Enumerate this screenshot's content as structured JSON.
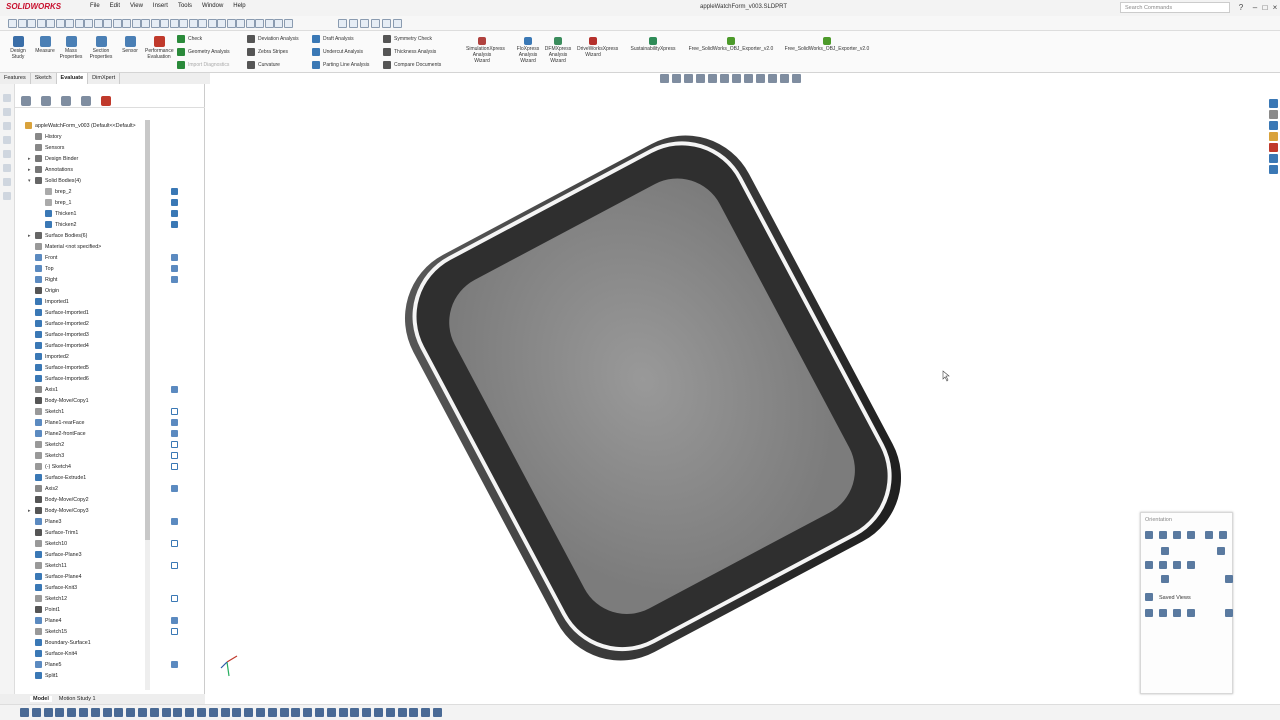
{
  "app": {
    "brand": "SOLIDWORKS",
    "title": "appleWatchForm_v003.SLDPRT"
  },
  "menu": [
    "File",
    "Edit",
    "View",
    "Insert",
    "Tools",
    "Window",
    "Help"
  ],
  "search": {
    "placeholder": "Search Commands"
  },
  "window_buttons": [
    "?",
    "–",
    "□",
    "×"
  ],
  "command_manager": {
    "big": [
      {
        "label": "Design Study",
        "color": "#3a6ea8"
      },
      {
        "label": "Measure",
        "color": "#4a7fb5"
      },
      {
        "label": "Mass Properties",
        "color": "#4a7fb5"
      },
      {
        "label": "Section Properties",
        "color": "#4a7fb5"
      },
      {
        "label": "Sensor",
        "color": "#4a7fb5"
      },
      {
        "label": "Performance Evaluation",
        "color": "#c0392b"
      }
    ],
    "small_col1": [
      "Check",
      "Geometry Analysis",
      "Import Diagnostics"
    ],
    "small_col2": [
      "Deviation Analysis",
      "Zebra Stripes",
      "Curvature"
    ],
    "small_col3": [
      "Draft Analysis",
      "Undercut Analysis",
      "Parting Line Analysis"
    ],
    "small_col4": [
      "Symmetry Check",
      "Thickness Analysis",
      "Compare Documents"
    ],
    "xpress": [
      {
        "label": "SimulationXpress Analysis Wizard",
        "color": "#b0413e"
      },
      {
        "label": "FloXpress Analysis Wizard",
        "color": "#3a78b5"
      },
      {
        "label": "DFMXpress Analysis Wizard",
        "color": "#3a8c5c"
      },
      {
        "label": "DriveWorksXpress Wizard",
        "color": "#b5302c"
      },
      {
        "label": "SustainabilityXpress",
        "color": "#2e8b57"
      },
      {
        "label": "Free_SolidWorks_OBJ_Exporter_v2.0",
        "color": "#4c9a2a"
      },
      {
        "label": "Free_SolidWorks_OBJ_Exporter_v2.0",
        "color": "#4c9a2a"
      }
    ]
  },
  "tabs": [
    "Features",
    "Sketch",
    "Evaluate",
    "DimXpert"
  ],
  "active_tab": "Evaluate",
  "tree": [
    {
      "label": "appleWatchForm_v003 (Default<<Default>",
      "indent": 0,
      "icon": "part",
      "color": "#d9a23b",
      "expand": ""
    },
    {
      "label": "History",
      "indent": 1,
      "icon": "history",
      "color": "#888",
      "expand": ""
    },
    {
      "label": "Sensors",
      "indent": 1,
      "icon": "sensor",
      "color": "#888",
      "expand": ""
    },
    {
      "label": "Design Binder",
      "indent": 1,
      "icon": "binder",
      "color": "#777",
      "expand": "▸"
    },
    {
      "label": "Annotations",
      "indent": 1,
      "icon": "annot",
      "color": "#777",
      "expand": "▸"
    },
    {
      "label": "Solid Bodies(4)",
      "indent": 1,
      "icon": "solid",
      "color": "#666",
      "expand": "▾"
    },
    {
      "label": "brep_2",
      "indent": 2,
      "icon": "body",
      "color": "#aaa",
      "expand": ""
    },
    {
      "label": "brep_1",
      "indent": 2,
      "icon": "body",
      "color": "#aaa",
      "expand": ""
    },
    {
      "label": "Thicken1",
      "indent": 2,
      "icon": "body",
      "color": "#3a78b5",
      "expand": ""
    },
    {
      "label": "Thicken2",
      "indent": 2,
      "icon": "body",
      "color": "#3a78b5",
      "expand": ""
    },
    {
      "label": "Surface Bodies(6)",
      "indent": 1,
      "icon": "surf",
      "color": "#666",
      "expand": "▸"
    },
    {
      "label": "Material <not specified>",
      "indent": 1,
      "icon": "mat",
      "color": "#999",
      "expand": ""
    },
    {
      "label": "Front",
      "indent": 1,
      "icon": "plane",
      "color": "#5b8ac0",
      "expand": ""
    },
    {
      "label": "Top",
      "indent": 1,
      "icon": "plane",
      "color": "#5b8ac0",
      "expand": ""
    },
    {
      "label": "Right",
      "indent": 1,
      "icon": "plane",
      "color": "#5b8ac0",
      "expand": ""
    },
    {
      "label": "Origin",
      "indent": 1,
      "icon": "origin",
      "color": "#555",
      "expand": ""
    },
    {
      "label": "Imported1",
      "indent": 1,
      "icon": "imp",
      "color": "#3a78b5",
      "expand": ""
    },
    {
      "label": "Surface-Imported1",
      "indent": 1,
      "icon": "simp",
      "color": "#3a78b5",
      "expand": ""
    },
    {
      "label": "Surface-Imported2",
      "indent": 1,
      "icon": "simp",
      "color": "#3a78b5",
      "expand": ""
    },
    {
      "label": "Surface-Imported3",
      "indent": 1,
      "icon": "simp",
      "color": "#3a78b5",
      "expand": ""
    },
    {
      "label": "Surface-Imported4",
      "indent": 1,
      "icon": "simp",
      "color": "#3a78b5",
      "expand": ""
    },
    {
      "label": "Imported2",
      "indent": 1,
      "icon": "imp",
      "color": "#3a78b5",
      "expand": ""
    },
    {
      "label": "Surface-Imported5",
      "indent": 1,
      "icon": "simp",
      "color": "#3a78b5",
      "expand": ""
    },
    {
      "label": "Surface-Imported6",
      "indent": 1,
      "icon": "simp",
      "color": "#3a78b5",
      "expand": ""
    },
    {
      "label": "Axis1",
      "indent": 1,
      "icon": "axis",
      "color": "#888",
      "expand": ""
    },
    {
      "label": "Body-Move/Copy1",
      "indent": 1,
      "icon": "move",
      "color": "#555",
      "expand": ""
    },
    {
      "label": "Sketch1",
      "indent": 1,
      "icon": "sketch",
      "color": "#999",
      "expand": ""
    },
    {
      "label": "Plane1-rearFace",
      "indent": 1,
      "icon": "plane",
      "color": "#5b8ac0",
      "expand": ""
    },
    {
      "label": "Plane2-frontFace",
      "indent": 1,
      "icon": "plane",
      "color": "#5b8ac0",
      "expand": ""
    },
    {
      "label": "Sketch2",
      "indent": 1,
      "icon": "sketch",
      "color": "#999",
      "expand": ""
    },
    {
      "label": "Sketch3",
      "indent": 1,
      "icon": "sketch",
      "color": "#999",
      "expand": ""
    },
    {
      "label": "(-) Sketch4",
      "indent": 1,
      "icon": "sketch",
      "color": "#999",
      "expand": ""
    },
    {
      "label": "Surface-Extrude1",
      "indent": 1,
      "icon": "simp",
      "color": "#3a78b5",
      "expand": ""
    },
    {
      "label": "Axis2",
      "indent": 1,
      "icon": "axis",
      "color": "#888",
      "expand": ""
    },
    {
      "label": "Body-Move/Copy2",
      "indent": 1,
      "icon": "move",
      "color": "#555",
      "expand": ""
    },
    {
      "label": "Body-Move/Copy3",
      "indent": 1,
      "icon": "move",
      "color": "#555",
      "expand": "▸"
    },
    {
      "label": "Plane3",
      "indent": 1,
      "icon": "plane",
      "color": "#5b8ac0",
      "expand": ""
    },
    {
      "label": "Surface-Trim1",
      "indent": 1,
      "icon": "trim",
      "color": "#555",
      "expand": ""
    },
    {
      "label": "Sketch10",
      "indent": 1,
      "icon": "sketch",
      "color": "#999",
      "expand": ""
    },
    {
      "label": "Surface-Plane3",
      "indent": 1,
      "icon": "simp",
      "color": "#3a78b5",
      "expand": ""
    },
    {
      "label": "Sketch11",
      "indent": 1,
      "icon": "sketch",
      "color": "#999",
      "expand": ""
    },
    {
      "label": "Surface-Plane4",
      "indent": 1,
      "icon": "simp",
      "color": "#3a78b5",
      "expand": ""
    },
    {
      "label": "Surface-Knit3",
      "indent": 1,
      "icon": "simp",
      "color": "#3a78b5",
      "expand": ""
    },
    {
      "label": "Sketch12",
      "indent": 1,
      "icon": "sketch",
      "color": "#999",
      "expand": ""
    },
    {
      "label": "Point1",
      "indent": 1,
      "icon": "point",
      "color": "#555",
      "expand": ""
    },
    {
      "label": "Plane4",
      "indent": 1,
      "icon": "plane",
      "color": "#5b8ac0",
      "expand": ""
    },
    {
      "label": "Sketch15",
      "indent": 1,
      "icon": "sketch",
      "color": "#999",
      "expand": ""
    },
    {
      "label": "Boundary-Surface1",
      "indent": 1,
      "icon": "simp",
      "color": "#3a78b5",
      "expand": ""
    },
    {
      "label": "Surface-Knit4",
      "indent": 1,
      "icon": "simp",
      "color": "#3a78b5",
      "expand": ""
    },
    {
      "label": "Plane5",
      "indent": 1,
      "icon": "plane",
      "color": "#5b8ac0",
      "expand": ""
    },
    {
      "label": "Split1",
      "indent": 1,
      "icon": "split",
      "color": "#3a78b5",
      "expand": ""
    }
  ],
  "orientation": {
    "title": "Orientation",
    "saved_views": "Saved Views"
  },
  "bottom_tabs": [
    "Model",
    "Motion Study 1"
  ],
  "colors": {
    "accent": "#c8102e",
    "body_dark": "#3a3a3a",
    "screen": "#8e8e8e"
  }
}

=-=-=

(Short task): Above are several records. Count the lines among them that contain "Design" and give only the total.

(Exercise solution): 2